#### Job:
Write out the records verbatim, from their first line up to and including the line containing "code-dot: . <box>128 143 140 165</box>".

#### Record list:
§ §

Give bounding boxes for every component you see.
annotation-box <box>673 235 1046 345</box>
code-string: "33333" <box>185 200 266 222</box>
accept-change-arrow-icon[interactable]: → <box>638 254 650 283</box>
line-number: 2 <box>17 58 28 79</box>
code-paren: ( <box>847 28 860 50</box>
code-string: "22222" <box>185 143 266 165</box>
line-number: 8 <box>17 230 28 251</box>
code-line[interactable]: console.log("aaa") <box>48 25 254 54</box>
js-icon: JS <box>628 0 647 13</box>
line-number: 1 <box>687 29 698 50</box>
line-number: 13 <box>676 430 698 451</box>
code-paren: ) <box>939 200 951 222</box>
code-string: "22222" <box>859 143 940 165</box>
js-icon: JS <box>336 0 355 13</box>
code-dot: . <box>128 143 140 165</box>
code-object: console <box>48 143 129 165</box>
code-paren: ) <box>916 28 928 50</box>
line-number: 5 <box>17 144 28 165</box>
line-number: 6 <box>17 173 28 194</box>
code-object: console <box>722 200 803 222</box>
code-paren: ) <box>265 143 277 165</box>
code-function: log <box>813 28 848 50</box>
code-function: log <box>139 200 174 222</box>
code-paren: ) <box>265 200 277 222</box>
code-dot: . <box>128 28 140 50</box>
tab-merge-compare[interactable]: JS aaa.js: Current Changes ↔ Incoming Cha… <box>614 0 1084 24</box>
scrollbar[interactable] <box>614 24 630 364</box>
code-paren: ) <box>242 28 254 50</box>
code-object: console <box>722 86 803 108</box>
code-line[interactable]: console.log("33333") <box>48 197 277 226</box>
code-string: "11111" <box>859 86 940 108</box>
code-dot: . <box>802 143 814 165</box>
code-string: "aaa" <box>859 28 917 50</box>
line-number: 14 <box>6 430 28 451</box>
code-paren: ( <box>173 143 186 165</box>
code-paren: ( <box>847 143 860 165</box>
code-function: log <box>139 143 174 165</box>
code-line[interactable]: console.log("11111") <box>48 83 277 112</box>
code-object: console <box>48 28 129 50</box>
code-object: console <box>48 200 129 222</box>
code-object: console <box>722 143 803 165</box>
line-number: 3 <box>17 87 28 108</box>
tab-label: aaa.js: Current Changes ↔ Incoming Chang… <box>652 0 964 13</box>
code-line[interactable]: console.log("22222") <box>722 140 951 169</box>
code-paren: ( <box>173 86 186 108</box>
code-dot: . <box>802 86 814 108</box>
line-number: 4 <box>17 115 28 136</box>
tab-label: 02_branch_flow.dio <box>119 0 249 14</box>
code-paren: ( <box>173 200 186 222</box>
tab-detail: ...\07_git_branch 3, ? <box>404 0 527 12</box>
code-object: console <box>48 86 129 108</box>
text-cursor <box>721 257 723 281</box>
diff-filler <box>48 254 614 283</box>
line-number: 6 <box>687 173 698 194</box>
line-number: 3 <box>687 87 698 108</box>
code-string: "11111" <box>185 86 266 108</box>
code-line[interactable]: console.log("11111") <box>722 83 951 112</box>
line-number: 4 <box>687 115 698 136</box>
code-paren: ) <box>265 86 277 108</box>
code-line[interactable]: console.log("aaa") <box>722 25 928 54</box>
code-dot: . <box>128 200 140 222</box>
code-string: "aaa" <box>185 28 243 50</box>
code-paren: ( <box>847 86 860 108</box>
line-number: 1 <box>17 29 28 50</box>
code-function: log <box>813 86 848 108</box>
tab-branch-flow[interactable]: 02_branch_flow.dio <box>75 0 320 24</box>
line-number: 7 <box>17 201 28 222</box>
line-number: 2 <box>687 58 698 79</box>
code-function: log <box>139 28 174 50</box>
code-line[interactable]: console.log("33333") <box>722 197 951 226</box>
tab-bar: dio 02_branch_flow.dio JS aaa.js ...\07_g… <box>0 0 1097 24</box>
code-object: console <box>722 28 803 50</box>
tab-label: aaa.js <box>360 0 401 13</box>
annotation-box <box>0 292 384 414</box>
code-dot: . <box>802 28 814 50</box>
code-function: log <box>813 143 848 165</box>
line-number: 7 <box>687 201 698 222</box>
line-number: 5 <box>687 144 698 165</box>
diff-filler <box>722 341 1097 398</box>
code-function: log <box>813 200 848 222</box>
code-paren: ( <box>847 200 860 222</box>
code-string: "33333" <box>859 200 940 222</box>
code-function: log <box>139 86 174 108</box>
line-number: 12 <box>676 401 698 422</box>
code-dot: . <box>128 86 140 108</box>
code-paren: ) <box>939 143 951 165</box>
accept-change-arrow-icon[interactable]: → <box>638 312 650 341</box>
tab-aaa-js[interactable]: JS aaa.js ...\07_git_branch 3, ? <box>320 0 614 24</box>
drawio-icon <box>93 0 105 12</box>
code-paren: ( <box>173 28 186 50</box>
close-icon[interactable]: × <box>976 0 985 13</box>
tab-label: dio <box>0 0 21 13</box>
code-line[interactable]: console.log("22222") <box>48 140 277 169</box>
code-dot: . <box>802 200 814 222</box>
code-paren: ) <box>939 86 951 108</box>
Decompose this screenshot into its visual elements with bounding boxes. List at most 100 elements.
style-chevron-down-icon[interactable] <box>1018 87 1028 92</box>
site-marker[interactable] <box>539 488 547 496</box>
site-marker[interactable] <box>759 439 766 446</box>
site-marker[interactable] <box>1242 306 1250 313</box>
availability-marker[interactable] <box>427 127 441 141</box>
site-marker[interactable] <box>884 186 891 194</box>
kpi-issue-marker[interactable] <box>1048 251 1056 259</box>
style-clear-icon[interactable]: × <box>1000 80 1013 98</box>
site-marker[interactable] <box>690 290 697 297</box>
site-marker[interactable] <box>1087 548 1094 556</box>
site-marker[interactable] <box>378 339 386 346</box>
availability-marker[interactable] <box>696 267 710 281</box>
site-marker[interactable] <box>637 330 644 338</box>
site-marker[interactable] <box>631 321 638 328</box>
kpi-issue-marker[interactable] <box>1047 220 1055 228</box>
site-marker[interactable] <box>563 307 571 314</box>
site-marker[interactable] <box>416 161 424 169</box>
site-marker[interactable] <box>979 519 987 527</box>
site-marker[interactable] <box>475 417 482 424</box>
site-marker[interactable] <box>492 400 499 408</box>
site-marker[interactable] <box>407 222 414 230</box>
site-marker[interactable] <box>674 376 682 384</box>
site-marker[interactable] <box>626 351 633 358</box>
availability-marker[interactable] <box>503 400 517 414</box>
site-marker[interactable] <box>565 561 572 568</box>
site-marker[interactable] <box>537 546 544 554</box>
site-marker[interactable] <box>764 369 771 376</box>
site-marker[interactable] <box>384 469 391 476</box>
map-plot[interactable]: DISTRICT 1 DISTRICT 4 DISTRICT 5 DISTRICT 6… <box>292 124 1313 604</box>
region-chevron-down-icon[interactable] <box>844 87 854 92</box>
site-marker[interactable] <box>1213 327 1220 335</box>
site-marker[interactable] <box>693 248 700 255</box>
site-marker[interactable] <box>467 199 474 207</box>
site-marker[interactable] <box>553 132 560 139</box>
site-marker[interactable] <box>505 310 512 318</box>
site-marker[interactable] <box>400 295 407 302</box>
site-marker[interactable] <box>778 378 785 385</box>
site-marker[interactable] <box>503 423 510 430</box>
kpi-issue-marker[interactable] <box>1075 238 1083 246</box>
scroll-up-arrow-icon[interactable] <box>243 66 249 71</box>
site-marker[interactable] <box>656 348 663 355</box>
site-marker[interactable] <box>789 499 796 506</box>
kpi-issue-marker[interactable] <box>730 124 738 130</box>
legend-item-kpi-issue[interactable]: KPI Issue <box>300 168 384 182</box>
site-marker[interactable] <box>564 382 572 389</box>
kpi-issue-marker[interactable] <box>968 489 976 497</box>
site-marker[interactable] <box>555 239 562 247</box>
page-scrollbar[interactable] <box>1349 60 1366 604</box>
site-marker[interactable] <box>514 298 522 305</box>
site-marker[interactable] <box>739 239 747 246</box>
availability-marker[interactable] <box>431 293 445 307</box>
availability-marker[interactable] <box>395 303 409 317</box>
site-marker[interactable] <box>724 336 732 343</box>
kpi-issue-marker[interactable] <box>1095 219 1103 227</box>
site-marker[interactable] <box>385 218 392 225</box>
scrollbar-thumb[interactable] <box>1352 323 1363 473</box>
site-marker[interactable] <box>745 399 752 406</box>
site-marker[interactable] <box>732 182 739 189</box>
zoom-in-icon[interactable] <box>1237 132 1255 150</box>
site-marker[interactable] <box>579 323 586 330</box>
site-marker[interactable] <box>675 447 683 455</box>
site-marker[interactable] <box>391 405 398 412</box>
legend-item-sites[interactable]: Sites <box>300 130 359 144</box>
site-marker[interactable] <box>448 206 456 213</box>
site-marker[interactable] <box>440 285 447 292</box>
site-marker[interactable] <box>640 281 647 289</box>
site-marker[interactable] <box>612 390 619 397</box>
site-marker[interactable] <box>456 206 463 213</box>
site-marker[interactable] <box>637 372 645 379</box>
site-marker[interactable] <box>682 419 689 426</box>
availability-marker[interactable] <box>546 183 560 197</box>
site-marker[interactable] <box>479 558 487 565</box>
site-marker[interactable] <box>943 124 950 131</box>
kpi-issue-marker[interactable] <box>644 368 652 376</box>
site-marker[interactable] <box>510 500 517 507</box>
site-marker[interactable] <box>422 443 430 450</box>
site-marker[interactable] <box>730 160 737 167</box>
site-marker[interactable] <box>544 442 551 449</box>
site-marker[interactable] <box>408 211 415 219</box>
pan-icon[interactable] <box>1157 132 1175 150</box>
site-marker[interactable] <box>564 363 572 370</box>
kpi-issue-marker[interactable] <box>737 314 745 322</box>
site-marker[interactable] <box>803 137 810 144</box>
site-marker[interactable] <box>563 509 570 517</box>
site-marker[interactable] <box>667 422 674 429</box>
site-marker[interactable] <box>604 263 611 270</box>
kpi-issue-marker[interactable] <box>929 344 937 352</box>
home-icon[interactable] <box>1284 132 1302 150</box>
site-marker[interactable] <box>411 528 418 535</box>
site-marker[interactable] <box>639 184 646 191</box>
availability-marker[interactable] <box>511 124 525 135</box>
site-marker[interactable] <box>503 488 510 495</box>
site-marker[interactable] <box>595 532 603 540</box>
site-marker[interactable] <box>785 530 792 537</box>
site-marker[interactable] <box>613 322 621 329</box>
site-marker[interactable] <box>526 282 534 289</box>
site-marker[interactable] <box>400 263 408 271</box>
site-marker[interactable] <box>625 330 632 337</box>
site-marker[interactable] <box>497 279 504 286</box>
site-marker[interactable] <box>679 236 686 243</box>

§ §

#### Solution:
Give bounding boxes for every component you see.
annotation-box <box>673 235 1046 345</box>
code-string: "33333" <box>185 200 266 222</box>
accept-change-arrow-icon[interactable]: → <box>638 254 650 283</box>
line-number: 2 <box>17 58 28 79</box>
code-paren: ( <box>847 28 860 50</box>
code-string: "22222" <box>185 143 266 165</box>
line-number: 8 <box>17 230 28 251</box>
code-line[interactable]: console.log("aaa") <box>48 25 254 54</box>
js-icon: JS <box>628 0 647 13</box>
line-number: 1 <box>687 29 698 50</box>
line-number: 13 <box>676 430 698 451</box>
code-paren: ) <box>939 200 951 222</box>
code-string: "22222" <box>859 143 940 165</box>
js-icon: JS <box>336 0 355 13</box>
code-dot: . <box>128 143 140 165</box>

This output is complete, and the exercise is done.